▸ **Collected data entries**:
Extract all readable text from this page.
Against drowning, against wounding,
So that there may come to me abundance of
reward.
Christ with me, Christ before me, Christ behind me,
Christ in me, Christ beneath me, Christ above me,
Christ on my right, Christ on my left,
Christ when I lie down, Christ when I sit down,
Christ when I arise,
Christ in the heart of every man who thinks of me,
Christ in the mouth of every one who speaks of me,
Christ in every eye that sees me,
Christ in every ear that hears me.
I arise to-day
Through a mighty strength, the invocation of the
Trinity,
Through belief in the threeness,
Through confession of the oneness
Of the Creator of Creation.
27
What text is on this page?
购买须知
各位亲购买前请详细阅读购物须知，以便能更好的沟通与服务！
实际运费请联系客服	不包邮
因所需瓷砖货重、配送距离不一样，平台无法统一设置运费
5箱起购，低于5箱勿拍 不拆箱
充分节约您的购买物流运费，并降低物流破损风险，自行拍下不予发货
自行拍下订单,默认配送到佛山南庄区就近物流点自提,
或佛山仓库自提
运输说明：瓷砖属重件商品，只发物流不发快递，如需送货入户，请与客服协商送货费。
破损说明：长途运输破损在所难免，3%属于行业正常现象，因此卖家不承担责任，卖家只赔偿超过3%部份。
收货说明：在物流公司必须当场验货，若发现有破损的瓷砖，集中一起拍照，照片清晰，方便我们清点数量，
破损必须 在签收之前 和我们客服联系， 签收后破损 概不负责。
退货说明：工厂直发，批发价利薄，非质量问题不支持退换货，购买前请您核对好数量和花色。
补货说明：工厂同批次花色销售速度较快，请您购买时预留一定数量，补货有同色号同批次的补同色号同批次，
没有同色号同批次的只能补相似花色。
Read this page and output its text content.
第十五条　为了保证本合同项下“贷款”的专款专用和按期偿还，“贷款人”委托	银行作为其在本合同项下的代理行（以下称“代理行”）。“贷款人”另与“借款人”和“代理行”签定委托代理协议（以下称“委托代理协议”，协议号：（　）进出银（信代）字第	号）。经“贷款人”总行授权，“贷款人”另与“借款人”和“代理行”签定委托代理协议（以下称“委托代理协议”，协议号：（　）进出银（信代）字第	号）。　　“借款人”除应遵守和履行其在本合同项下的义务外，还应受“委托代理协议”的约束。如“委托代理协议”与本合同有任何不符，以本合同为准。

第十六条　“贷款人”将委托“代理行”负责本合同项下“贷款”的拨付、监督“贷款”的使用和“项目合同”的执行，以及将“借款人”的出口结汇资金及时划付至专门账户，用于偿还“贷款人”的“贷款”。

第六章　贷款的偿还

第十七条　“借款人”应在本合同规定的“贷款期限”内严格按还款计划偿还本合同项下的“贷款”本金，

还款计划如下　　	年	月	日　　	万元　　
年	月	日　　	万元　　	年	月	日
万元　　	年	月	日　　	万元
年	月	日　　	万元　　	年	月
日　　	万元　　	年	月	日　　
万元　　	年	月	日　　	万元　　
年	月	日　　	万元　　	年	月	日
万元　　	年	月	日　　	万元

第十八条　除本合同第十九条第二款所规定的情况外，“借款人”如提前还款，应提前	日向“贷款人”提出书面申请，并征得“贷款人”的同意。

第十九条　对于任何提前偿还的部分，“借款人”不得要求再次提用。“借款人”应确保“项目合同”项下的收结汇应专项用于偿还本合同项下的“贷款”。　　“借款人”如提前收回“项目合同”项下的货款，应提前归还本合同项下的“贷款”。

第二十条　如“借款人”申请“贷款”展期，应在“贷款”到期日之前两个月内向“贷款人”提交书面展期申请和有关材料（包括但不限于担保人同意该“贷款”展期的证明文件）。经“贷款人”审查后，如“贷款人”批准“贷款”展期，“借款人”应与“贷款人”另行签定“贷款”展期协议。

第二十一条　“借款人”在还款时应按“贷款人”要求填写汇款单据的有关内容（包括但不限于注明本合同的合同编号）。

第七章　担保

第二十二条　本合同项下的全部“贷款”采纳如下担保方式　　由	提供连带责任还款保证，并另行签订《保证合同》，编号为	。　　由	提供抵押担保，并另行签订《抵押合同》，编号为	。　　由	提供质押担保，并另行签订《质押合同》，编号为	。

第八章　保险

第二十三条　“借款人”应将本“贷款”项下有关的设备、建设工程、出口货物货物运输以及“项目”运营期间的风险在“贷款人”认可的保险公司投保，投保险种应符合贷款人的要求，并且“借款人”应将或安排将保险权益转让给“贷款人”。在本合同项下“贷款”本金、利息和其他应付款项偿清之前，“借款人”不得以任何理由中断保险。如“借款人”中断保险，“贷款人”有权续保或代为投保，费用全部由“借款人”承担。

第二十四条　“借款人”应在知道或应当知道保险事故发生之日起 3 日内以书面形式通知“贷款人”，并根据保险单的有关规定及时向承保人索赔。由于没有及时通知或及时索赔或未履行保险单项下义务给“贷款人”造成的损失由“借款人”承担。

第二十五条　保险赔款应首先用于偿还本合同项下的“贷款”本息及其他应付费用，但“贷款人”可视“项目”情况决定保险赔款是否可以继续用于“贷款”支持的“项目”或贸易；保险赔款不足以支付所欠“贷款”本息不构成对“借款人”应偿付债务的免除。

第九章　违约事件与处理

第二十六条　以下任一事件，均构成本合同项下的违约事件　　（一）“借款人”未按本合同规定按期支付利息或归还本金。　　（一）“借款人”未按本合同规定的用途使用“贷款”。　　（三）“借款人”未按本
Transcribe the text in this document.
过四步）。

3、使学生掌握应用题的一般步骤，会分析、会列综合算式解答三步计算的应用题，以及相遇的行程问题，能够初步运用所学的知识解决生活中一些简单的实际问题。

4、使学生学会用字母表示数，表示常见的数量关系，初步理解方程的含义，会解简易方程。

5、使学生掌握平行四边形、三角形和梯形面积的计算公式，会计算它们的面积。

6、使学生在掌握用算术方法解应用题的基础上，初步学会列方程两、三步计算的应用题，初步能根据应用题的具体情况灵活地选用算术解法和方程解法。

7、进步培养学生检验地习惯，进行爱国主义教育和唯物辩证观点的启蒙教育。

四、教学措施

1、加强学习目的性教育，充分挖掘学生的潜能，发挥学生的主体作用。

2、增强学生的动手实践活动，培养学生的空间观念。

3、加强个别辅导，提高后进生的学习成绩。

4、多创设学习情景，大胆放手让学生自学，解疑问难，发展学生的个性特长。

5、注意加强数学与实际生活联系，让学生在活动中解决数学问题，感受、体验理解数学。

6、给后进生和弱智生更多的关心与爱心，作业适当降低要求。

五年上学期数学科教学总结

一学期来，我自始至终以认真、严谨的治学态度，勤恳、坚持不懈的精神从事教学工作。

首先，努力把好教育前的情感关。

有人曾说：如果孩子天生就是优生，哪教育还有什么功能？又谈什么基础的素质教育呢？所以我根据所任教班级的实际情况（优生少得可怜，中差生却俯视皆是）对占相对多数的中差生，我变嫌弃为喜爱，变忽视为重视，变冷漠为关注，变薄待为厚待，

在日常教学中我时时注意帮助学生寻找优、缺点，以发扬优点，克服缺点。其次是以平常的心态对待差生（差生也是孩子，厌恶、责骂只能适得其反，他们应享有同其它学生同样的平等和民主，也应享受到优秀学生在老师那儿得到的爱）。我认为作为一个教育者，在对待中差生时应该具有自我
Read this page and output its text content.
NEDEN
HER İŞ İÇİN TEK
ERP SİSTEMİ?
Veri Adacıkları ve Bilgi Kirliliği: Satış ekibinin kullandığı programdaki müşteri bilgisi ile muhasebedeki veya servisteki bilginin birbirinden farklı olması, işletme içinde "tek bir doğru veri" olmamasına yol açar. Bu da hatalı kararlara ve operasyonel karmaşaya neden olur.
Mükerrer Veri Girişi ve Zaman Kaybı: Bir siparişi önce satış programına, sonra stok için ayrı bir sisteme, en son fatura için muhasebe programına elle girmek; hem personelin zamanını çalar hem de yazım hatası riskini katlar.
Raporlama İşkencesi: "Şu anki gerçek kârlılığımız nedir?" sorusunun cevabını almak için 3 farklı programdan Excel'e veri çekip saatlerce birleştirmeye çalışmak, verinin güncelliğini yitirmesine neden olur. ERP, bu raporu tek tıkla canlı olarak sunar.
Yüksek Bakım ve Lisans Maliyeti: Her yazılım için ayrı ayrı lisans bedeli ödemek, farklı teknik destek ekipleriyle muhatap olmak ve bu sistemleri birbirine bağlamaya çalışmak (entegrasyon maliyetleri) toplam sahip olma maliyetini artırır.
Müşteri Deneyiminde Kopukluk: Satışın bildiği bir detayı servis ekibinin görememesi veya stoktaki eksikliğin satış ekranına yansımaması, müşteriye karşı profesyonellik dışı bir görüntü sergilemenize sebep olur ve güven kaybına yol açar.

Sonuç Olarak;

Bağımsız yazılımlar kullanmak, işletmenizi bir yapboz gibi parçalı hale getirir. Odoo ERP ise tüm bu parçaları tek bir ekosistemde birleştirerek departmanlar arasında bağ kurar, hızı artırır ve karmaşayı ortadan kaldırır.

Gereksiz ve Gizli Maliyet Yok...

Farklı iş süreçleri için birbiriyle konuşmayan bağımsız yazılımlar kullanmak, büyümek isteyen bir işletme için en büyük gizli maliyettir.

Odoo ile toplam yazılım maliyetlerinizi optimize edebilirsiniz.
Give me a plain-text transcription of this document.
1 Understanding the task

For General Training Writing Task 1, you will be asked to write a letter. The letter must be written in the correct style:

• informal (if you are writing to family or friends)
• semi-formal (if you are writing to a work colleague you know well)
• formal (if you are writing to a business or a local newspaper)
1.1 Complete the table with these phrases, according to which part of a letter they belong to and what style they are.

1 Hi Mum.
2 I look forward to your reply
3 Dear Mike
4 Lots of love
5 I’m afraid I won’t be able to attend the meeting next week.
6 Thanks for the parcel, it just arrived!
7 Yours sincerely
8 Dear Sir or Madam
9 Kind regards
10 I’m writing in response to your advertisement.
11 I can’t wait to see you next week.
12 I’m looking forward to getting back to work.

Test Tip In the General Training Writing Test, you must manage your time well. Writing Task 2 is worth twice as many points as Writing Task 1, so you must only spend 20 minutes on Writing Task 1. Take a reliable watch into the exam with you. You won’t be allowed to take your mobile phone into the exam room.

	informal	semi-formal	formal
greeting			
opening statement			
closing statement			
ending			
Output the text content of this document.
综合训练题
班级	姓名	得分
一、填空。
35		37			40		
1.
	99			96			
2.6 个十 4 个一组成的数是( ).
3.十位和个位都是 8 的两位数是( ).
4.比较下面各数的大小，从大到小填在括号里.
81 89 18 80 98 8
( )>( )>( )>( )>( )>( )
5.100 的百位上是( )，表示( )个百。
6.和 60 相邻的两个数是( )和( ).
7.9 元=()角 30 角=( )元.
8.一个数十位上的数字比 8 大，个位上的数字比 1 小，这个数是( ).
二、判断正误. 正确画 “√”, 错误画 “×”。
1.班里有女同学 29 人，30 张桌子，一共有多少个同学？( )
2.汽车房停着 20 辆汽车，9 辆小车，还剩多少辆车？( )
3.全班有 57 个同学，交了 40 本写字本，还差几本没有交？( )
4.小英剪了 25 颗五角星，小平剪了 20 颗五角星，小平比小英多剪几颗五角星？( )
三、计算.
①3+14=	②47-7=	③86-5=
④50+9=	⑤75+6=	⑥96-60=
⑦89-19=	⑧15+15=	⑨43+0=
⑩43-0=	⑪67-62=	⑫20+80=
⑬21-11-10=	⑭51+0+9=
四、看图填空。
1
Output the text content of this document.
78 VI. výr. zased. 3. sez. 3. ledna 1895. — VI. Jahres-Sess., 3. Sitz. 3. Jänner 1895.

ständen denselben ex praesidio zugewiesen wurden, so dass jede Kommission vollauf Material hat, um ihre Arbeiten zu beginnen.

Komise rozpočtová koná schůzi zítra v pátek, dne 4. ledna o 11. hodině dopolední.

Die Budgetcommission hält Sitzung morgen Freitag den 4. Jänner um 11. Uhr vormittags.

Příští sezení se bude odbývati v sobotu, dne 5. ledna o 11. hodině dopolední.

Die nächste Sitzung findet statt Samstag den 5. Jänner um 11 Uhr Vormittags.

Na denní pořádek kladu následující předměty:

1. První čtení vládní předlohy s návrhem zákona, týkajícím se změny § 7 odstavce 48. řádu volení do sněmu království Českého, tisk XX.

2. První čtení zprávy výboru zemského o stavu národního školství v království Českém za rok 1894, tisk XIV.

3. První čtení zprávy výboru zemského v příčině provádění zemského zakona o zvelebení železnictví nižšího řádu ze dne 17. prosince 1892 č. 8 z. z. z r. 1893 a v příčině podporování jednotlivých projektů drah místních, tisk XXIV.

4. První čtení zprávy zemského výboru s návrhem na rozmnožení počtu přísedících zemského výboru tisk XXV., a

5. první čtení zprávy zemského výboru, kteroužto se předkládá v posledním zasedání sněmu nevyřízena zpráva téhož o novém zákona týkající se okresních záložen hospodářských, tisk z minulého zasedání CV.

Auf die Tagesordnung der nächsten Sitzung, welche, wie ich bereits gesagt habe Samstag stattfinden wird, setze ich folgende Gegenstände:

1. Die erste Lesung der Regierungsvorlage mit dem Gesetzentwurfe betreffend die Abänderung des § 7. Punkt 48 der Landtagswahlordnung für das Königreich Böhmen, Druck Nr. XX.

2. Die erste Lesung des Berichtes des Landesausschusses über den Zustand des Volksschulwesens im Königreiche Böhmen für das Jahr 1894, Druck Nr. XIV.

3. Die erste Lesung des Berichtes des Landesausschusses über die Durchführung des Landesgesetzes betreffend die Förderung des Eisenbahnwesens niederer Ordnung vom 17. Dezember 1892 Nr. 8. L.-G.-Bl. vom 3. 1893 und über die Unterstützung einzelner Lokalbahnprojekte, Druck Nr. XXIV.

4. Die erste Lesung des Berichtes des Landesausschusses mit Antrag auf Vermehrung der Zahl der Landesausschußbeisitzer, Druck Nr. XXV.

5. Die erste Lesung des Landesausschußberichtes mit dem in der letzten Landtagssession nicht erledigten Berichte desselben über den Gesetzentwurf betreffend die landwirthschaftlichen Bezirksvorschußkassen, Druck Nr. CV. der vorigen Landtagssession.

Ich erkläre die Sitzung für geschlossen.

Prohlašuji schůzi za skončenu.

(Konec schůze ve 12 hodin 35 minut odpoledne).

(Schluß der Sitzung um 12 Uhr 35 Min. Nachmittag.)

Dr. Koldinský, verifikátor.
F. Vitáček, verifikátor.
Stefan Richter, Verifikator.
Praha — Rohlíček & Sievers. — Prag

▸ **The problem**:
Copy and report every line where the word "that" is present.

▸ **Reply to the exercise**:
So that there may come to me abundance of
Christ in every eye that sees me,
Christ in every ear that hears me.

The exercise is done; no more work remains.